* [Selected passage]
= = = = = = =

He’d just separated from his first wife, which made it harder to see his son. He was having trouble sleeping and eating, instead seeking refuge in alcohol. And the stress of being undocumented began to feel overwhelming.
One night, he began to search Google for ways to commit suicide.
“I sent a message to a psychologist friend saying, “I am desperate. I feel I won’t live past this weekend,” said Abad, 40, a tall man with dark skin, grey hair and an almost permanent smile, who requested Univision use only his first name.
That night, his friend drove 500 miles from San Diego to Abad’s home in Oakland. He introduced Abad to a unique therapy, called Eye Movement Desensitization and Reprocessing, or EMDR, which involves eye movements guided by a scanner or a light to lower the intensity of emotions and memories. Hesitant and nearly hopeless, Abad tried it.
After just two sessions of EMDR, Abad began to transform his desperation, and started on the road to recovery.
Once used almost solely to treat post traumatic stress in war veterans, EMDR has slowly become an effective therapy to treat a range of traumas, including those experienced by immigrants. Now, more therapists in California are seeking training in EMDR to help patients process memories and heal, including in their native Spanish.
Today, Abad says he’s completely transformed from the days when suicidal thoughts weighed on him. He’s now remarried and seeks to help the undocumented community.
“Trauma is an opportunity to get healthy and come out even better than before, stronger, more self-confident,” Abad said.
Confronting the Monster
For many, immigration comes with a number of lasting challenges and traumas. Women may arrive after having been abused at home or along the migrant route. People suffer a range of emotions after leaving their homelands and separating from family. Many confront racism and discrimination when they arrive in the land of the American Dream.
Jesús Solorio, 44, a couples and family therapist who has undocumented family members, said he’s heard too many horrible stories to count.
“I have several clients who were kidnapped when they crossed the border and forced into prostitution,” he said. “There are also young people who fled the drug cartels in Central America, but many are attacked once they get here.”
Once they’re in the United States, many immigrants ignore their emotional experiences or the stress of the journey, focusing instead on trying to make a life. But the memories almost always come back.
“This therapy is like taking people by the hand and helping them confront the monster that they’ve been fleeing from all their lives.”
Abad left Mexico when he was 19, with his two sisters, who were nine and 11 years old.
“It’s dehumanizing and traumatizing,” he said. “When you’re about to cross the border, you start to think of yourself almost as an object. You’re no longer a person. You’re prepared to lose a little of your dignity.”
Once in Texas, he lived with his sisters in an unfurnished house with 60 other immigrants. They eventually reunited with their mother in Chicago, who was working in a factory that made screws. Abad remembers that she was required to ask for permission when she wanted to eat or go to the bathroom.

= = = = = = =

* [Exercise data]
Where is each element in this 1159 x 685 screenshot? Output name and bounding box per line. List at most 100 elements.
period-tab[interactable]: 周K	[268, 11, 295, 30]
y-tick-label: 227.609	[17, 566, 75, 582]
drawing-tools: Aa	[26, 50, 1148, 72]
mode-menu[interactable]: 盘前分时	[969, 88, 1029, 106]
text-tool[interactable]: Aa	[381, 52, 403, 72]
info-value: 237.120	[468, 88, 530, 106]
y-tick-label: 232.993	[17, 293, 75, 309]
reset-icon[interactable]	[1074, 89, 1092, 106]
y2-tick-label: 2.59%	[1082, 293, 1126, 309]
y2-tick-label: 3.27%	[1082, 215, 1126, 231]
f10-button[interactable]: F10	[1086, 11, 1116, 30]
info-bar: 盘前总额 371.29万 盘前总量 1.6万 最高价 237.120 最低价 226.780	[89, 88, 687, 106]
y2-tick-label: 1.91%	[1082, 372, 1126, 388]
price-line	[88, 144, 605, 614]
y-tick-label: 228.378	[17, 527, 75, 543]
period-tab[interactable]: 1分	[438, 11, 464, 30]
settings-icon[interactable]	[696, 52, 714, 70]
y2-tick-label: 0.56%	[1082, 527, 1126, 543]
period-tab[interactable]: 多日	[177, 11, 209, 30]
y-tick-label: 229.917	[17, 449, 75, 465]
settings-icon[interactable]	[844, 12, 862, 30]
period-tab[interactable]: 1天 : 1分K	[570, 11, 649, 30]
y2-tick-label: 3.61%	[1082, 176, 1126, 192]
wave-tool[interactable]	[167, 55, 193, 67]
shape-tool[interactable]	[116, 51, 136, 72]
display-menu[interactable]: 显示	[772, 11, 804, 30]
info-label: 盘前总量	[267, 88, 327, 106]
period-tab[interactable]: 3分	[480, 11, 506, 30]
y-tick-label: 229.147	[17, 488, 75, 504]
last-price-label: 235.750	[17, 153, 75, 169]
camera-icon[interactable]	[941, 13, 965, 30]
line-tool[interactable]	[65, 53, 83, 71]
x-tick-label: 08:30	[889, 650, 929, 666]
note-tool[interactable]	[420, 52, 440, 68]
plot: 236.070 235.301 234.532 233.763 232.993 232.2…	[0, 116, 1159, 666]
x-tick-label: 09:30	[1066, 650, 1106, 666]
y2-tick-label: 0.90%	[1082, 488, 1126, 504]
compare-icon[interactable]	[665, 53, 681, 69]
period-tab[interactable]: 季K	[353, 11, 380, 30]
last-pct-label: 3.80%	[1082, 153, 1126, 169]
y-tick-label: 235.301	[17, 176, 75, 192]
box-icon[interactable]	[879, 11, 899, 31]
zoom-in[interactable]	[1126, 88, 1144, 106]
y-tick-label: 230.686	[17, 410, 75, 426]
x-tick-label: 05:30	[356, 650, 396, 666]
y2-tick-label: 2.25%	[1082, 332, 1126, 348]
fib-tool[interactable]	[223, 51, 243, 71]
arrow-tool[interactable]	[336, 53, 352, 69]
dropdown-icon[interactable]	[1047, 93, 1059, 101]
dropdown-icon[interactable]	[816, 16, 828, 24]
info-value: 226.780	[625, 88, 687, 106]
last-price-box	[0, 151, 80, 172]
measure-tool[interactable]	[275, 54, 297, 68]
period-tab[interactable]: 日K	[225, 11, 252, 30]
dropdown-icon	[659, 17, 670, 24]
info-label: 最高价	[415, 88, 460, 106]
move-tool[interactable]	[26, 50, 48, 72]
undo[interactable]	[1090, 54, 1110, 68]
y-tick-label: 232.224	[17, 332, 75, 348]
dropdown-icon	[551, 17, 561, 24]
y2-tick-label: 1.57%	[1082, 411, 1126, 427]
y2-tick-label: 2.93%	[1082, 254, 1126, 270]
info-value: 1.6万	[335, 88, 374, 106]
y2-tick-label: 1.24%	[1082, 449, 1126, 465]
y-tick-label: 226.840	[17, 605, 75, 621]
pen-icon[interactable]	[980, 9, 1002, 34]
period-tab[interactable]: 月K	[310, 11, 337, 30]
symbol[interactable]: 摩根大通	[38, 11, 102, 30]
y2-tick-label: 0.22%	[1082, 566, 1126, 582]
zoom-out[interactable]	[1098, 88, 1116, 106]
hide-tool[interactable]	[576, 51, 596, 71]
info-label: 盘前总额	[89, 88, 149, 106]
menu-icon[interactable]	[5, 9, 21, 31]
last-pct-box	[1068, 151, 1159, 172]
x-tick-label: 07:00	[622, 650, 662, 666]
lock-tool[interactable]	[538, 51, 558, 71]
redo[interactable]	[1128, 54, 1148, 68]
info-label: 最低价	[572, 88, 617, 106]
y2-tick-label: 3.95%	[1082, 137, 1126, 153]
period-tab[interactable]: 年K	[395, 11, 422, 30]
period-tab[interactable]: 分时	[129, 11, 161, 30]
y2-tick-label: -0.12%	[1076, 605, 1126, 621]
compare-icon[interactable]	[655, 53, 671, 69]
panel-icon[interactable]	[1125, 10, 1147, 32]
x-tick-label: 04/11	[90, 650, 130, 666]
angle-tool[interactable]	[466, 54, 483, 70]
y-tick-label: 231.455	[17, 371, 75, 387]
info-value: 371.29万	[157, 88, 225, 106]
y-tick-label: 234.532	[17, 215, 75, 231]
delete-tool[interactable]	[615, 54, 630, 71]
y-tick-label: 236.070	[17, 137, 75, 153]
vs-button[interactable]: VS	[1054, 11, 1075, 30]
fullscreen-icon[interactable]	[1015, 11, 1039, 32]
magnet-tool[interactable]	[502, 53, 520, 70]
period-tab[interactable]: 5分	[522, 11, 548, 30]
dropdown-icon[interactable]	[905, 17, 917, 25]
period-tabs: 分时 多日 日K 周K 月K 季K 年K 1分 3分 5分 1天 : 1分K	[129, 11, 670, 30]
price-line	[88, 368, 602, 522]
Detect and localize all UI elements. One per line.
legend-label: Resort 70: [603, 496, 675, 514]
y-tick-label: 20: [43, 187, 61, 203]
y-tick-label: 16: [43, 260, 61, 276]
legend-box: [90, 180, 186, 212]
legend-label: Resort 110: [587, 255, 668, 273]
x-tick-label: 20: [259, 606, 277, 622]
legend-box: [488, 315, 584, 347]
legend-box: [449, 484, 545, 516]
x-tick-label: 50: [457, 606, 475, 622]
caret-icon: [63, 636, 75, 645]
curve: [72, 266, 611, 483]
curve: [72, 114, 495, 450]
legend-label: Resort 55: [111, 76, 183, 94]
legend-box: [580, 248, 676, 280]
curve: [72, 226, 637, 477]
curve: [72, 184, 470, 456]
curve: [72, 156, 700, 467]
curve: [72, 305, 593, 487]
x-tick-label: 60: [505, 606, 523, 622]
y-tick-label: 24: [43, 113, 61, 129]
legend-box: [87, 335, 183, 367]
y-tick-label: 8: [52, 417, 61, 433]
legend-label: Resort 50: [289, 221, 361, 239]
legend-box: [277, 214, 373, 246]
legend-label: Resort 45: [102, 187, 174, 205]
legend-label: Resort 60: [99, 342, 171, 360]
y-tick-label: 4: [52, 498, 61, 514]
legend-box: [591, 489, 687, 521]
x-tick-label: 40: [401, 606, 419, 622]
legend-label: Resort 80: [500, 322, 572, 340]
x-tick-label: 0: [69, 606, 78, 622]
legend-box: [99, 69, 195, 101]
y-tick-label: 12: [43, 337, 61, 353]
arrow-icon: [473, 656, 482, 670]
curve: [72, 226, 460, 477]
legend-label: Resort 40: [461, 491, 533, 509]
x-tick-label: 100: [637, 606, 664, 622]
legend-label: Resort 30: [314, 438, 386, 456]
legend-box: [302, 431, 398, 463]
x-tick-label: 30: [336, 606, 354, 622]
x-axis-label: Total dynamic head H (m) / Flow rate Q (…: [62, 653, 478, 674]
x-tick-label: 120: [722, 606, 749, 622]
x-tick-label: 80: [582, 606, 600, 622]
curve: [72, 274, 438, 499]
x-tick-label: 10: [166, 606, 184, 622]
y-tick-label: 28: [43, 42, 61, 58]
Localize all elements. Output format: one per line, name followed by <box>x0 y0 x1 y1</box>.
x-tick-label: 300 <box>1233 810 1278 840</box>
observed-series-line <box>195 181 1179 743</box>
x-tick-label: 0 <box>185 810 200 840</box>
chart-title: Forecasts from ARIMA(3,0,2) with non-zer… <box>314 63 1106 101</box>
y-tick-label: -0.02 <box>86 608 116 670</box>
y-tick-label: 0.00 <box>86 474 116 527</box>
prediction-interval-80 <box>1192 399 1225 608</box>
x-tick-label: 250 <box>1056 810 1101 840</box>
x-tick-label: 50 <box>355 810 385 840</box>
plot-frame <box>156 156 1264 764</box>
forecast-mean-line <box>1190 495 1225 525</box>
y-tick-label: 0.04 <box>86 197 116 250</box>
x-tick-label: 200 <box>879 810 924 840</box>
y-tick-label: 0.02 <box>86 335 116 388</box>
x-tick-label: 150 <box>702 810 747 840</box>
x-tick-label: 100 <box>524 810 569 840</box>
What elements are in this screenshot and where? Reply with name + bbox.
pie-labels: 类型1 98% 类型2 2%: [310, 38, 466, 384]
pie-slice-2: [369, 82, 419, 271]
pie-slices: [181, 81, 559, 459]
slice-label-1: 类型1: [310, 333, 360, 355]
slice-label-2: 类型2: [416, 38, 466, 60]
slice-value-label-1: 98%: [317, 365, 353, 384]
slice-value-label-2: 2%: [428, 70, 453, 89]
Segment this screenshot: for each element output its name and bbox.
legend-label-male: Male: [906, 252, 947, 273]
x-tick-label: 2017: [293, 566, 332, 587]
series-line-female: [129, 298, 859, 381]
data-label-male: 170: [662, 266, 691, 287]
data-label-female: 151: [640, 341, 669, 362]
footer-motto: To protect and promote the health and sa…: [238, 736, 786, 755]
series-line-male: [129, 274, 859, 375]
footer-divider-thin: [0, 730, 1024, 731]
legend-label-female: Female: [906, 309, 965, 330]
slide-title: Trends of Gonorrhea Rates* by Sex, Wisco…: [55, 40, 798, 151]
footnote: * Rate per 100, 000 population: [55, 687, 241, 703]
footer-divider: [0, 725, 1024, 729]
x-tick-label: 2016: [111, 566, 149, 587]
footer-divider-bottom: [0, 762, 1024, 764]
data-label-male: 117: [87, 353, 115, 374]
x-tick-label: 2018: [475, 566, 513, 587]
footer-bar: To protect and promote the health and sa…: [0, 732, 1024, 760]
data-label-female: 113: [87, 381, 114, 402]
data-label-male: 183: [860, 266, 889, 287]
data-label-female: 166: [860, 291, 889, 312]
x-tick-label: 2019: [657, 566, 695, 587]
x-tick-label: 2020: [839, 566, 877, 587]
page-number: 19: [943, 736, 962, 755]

= = = = = = =

* [Tasks to perform]
1. In the EMDR article, how far did Abad's friend drive to reach him that night?
2. Write out the part of the EMDR article between "Today, Abad says" and "the undocumented community.", inclusive.
The records are unrelated to the text and come from a different source.

* [Answer set]
1. 500 miles, from San Diego to Abad's home in Oakland.

2.
Today, Abad says he’s completely transformed from the days when suicidal thoughts weighed on him. He’s now remarried and seeks to help the undocumented community.